## DIRECTIVE
Set down the data below without change, skipping the pictures it holds.

## DATA ENTRIES
— START —

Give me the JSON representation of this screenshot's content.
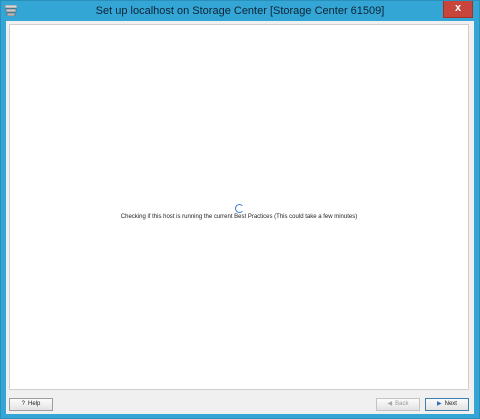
{
  "window": {
    "title": "Set up localhost on Storage Center [Storage Center 61509]",
    "close_label": "x"
  },
  "main": {
    "status_text": "Checking if this host is running the current Best Practices (This could take a few minutes)"
  },
  "footer": {
    "help_label": "Help",
    "help_icon_glyph": "?",
    "back_label": "Back",
    "next_label": "Next"
  }
}
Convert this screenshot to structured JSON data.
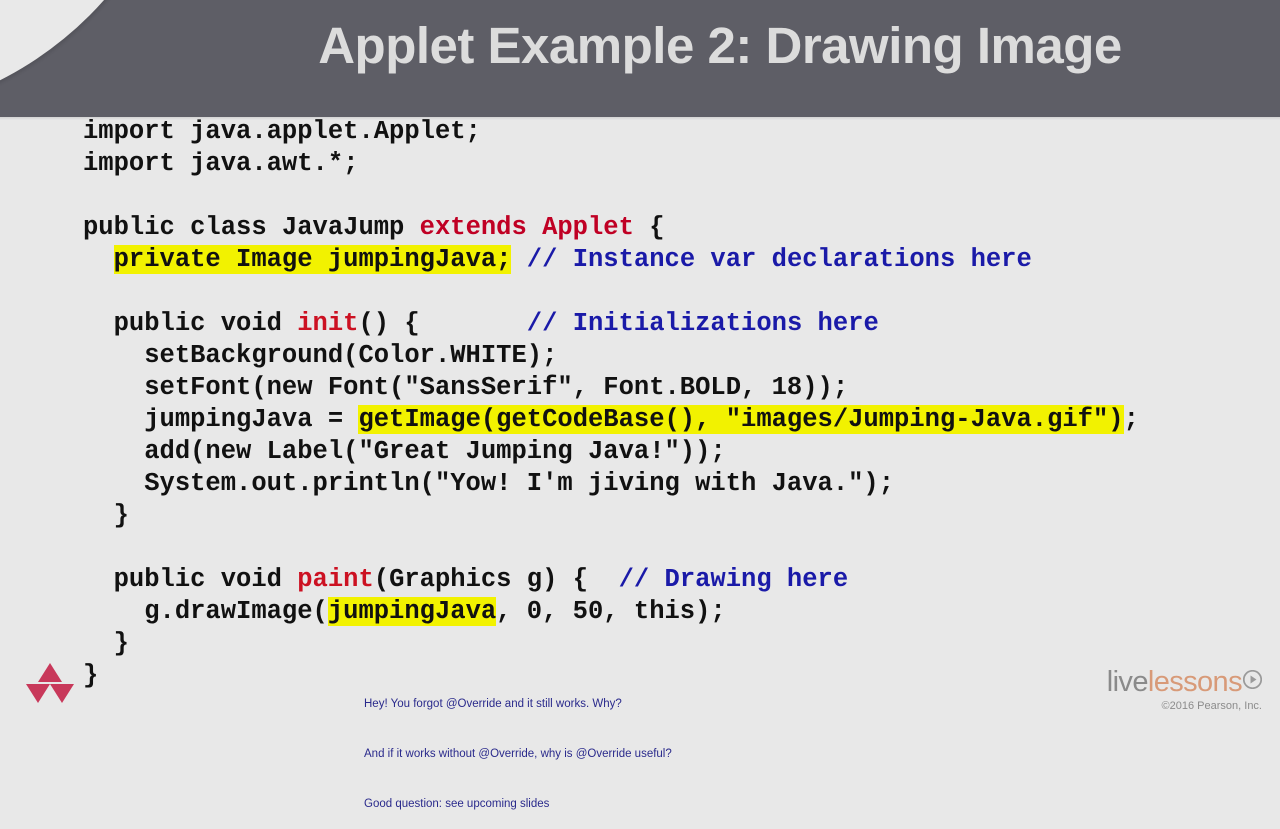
{
  "slide": {
    "title": "Applet Example 2: Drawing Image",
    "header_color": "#5e5e66",
    "background_color": "#e8e8e8",
    "title_color": "#dcdcdc"
  },
  "code": {
    "highlight_color": "#f2f200",
    "keyword_color": "#c00024",
    "comment_color": "#1a1aa8",
    "text_color": "#111111",
    "lines": [
      {
        "id": "l1",
        "segments": [
          {
            "text": "import java.applet.Applet;",
            "style": "plain"
          }
        ]
      },
      {
        "id": "l2",
        "segments": [
          {
            "text": "import java.awt.*;",
            "style": "plain"
          }
        ]
      },
      {
        "id": "l3",
        "segments": [
          {
            "text": "",
            "style": "plain"
          }
        ]
      },
      {
        "id": "l4",
        "segments": [
          {
            "text": "public class JavaJump ",
            "style": "plain"
          },
          {
            "text": "extends Applet",
            "style": "keyword"
          },
          {
            "text": " {",
            "style": "plain"
          }
        ]
      },
      {
        "id": "l5",
        "segments": [
          {
            "text": "  ",
            "style": "plain"
          },
          {
            "text": "private Image jumpingJava;",
            "style": "highlight"
          },
          {
            "text": " ",
            "style": "plain"
          },
          {
            "text": "// Instance var declarations here",
            "style": "comment"
          }
        ]
      },
      {
        "id": "l6",
        "segments": [
          {
            "text": "",
            "style": "plain"
          }
        ]
      },
      {
        "id": "l7",
        "segments": [
          {
            "text": "  public void ",
            "style": "plain"
          },
          {
            "text": "init",
            "style": "method"
          },
          {
            "text": "() {       ",
            "style": "plain"
          },
          {
            "text": "// Initializations here",
            "style": "comment"
          }
        ]
      },
      {
        "id": "l8",
        "segments": [
          {
            "text": "    setBackground(Color.WHITE);",
            "style": "plain"
          }
        ]
      },
      {
        "id": "l9",
        "segments": [
          {
            "text": "    setFont(new Font(\"SansSerif\", Font.BOLD, 18));",
            "style": "plain"
          }
        ]
      },
      {
        "id": "l10",
        "segments": [
          {
            "text": "    jumpingJava = ",
            "style": "plain"
          },
          {
            "text": "getImage(getCodeBase(), \"images/Jumping-Java.gif\")",
            "style": "highlight"
          },
          {
            "text": ";",
            "style": "plain"
          }
        ]
      },
      {
        "id": "l11",
        "segments": [
          {
            "text": "    add(new Label(\"Great Jumping Java!\"));",
            "style": "plain"
          }
        ]
      },
      {
        "id": "l12",
        "segments": [
          {
            "text": "    System.out.println(\"Yow! I'm jiving with Java.\");",
            "style": "plain"
          }
        ]
      },
      {
        "id": "l13",
        "segments": [
          {
            "text": "  }",
            "style": "plain"
          }
        ]
      },
      {
        "id": "l14",
        "segments": [
          {
            "text": "",
            "style": "plain"
          }
        ]
      },
      {
        "id": "l15",
        "segments": [
          {
            "text": "  public void ",
            "style": "plain"
          },
          {
            "text": "paint",
            "style": "method"
          },
          {
            "text": "(Graphics g) {  ",
            "style": "plain"
          },
          {
            "text": "// Drawing here",
            "style": "comment"
          }
        ]
      },
      {
        "id": "l16",
        "segments": [
          {
            "text": "    g.drawImage(",
            "style": "plain"
          },
          {
            "text": "jumpingJava",
            "style": "highlight"
          },
          {
            "text": ", 0, 50, this);",
            "style": "plain"
          }
        ]
      },
      {
        "id": "l17",
        "segments": [
          {
            "text": "  }",
            "style": "plain"
          }
        ]
      },
      {
        "id": "l18",
        "segments": [
          {
            "text": "}",
            "style": "plain"
          }
        ]
      }
    ]
  },
  "note": {
    "line1": "Hey! You forgot @Override and it still works. Why?",
    "line2": "And if it works without @Override, why is @Override useful?",
    "line3": "Good question: see upcoming slides",
    "color": "#2a2a8c"
  },
  "branding": {
    "triangle_color": "#c8385a",
    "logo_live": "live",
    "logo_lessons": "lessons",
    "copyright": "©2016 Pearson, Inc.",
    "live_color": "#8a8a8a",
    "lessons_color": "#d89a78"
  }
}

— END —

## TASK RESPONSE
Give me the JSON representation of this screenshot's content.
{
  "window": {
    "title": "Set up localhost on Storage Center [Storage Center 61509]",
    "close_label": "x"
  },
  "main": {
    "status_text": "Checking if this host is running the current Best Practices (This could take a few minutes)"
  },
  "footer": {
    "help_label": "Help",
    "help_icon_glyph": "?",
    "back_label": "Back",
    "next_label": "Next"
  }
}
Convert this screenshot to structured JSON data.
{
  "slide": {
    "title": "Applet Example 2: Drawing Image",
    "header_color": "#5e5e66",
    "background_color": "#e8e8e8",
    "title_color": "#dcdcdc"
  },
  "code": {
    "highlight_color": "#f2f200",
    "keyword_color": "#c00024",
    "comment_color": "#1a1aa8",
    "text_color": "#111111",
    "lines": [
      {
        "id": "l1",
        "segments": [
          {
            "text": "import java.applet.Applet;",
            "style": "plain"
          }
        ]
      },
      {
        "id": "l2",
        "segments": [
          {
            "text": "import java.awt.*;",
            "style": "plain"
          }
        ]
      },
      {
        "id": "l3",
        "segments": [
          {
            "text": "",
            "style": "plain"
          }
        ]
      },
      {
        "id": "l4",
        "segments": [
          {
            "text": "public class JavaJump ",
            "style": "plain"
          },
          {
            "text": "extends Applet",
            "style": "keyword"
          },
          {
            "text": " {",
            "style": "plain"
          }
        ]
      },
      {
        "id": "l5",
        "segments": [
          {
            "text": "  ",
            "style": "plain"
          },
          {
            "text": "private Image jumpingJava;",
            "style": "highlight"
          },
          {
            "text": " ",
            "style": "plain"
          },
          {
            "text": "// Instance var declarations here",
            "style": "comment"
          }
        ]
      },
      {
        "id": "l6",
        "segments": [
          {
            "text": "",
            "style": "plain"
          }
        ]
      },
      {
        "id": "l7",
        "segments": [
          {
            "text": "  public void ",
            "style": "plain"
          },
          {
            "text": "init",
            "style": "method"
          },
          {
            "text": "() {       ",
            "style": "plain"
          },
          {
            "text": "// Initializations here",
            "style": "comment"
          }
        ]
      },
      {
        "id": "l8",
        "segments": [
          {
            "text": "    setBackground(Color.WHITE);",
            "style": "plain"
          }
        ]
      },
      {
        "id": "l9",
        "segments": [
          {
            "text": "    setFont(new Font(\"SansSerif\", Font.BOLD, 18));",
            "style": "plain"
          }
        ]
      },
      {
        "id": "l10",
        "segments": [
          {
            "text": "    jumpingJava = ",
            "style": "plain"
          },
          {
            "text": "getImage(getCodeBase(), \"images/Jumping-Java.gif\")",
            "style": "highlight"
          },
          {
            "text": ";",
            "style": "plain"
          }
        ]
      },
      {
        "id": "l11",
        "segments": [
          {
            "text": "    add(new Label(\"Great Jumping Java!\"));",
            "style": "plain"
          }
        ]
      },
      {
        "id": "l12",
        "segments": [
          {
            "text": "    System.out.println(\"Yow! I'm jiving with Java.\");",
            "style": "plain"
          }
        ]
      },
      {
        "id": "l13",
        "segments": [
          {
            "text": "  }",
            "style": "plain"
          }
        ]
      },
      {
        "id": "l14",
        "segments": [
          {
            "text": "",
            "style": "plain"
          }
        ]
      },
      {
        "id": "l15",
        "segments": [
          {
            "text": "  public void ",
            "style": "plain"
          },
          {
            "text": "paint",
            "style": "method"
          },
          {
            "text": "(Graphics g) {  ",
            "style": "plain"
          },
          {
            "text": "// Drawing here",
            "style": "comment"
          }
        ]
      },
      {
        "id": "l16",
        "segments": [
          {
            "text": "    g.drawImage(",
            "style": "plain"
          },
          {
            "text": "jumpingJava",
            "style": "highlight"
          },
          {
            "text": ", 0, 50, this);",
            "style": "plain"
          }
        ]
      },
      {
        "id": "l17",
        "segments": [
          {
            "text": "  }",
            "style": "plain"
          }
        ]
      },
      {
        "id": "l18",
        "segments": [
          {
            "text": "}",
            "style": "plain"
          }
        ]
      }
    ]
  },
  "note": {
    "line1": "Hey! You forgot @Override and it still works. Why?",
    "line2": "And if it works without @Override, why is @Override useful?",
    "line3": "Good question: see upcoming slides",
    "color": "#2a2a8c"
  },
  "branding": {
    "triangle_color": "#c8385a",
    "logo_live": "live",
    "logo_lessons": "lessons",
    "copyright": "©2016 Pearson, Inc.",
    "live_color": "#8a8a8a",
    "lessons_color": "#d89a78"
  }
}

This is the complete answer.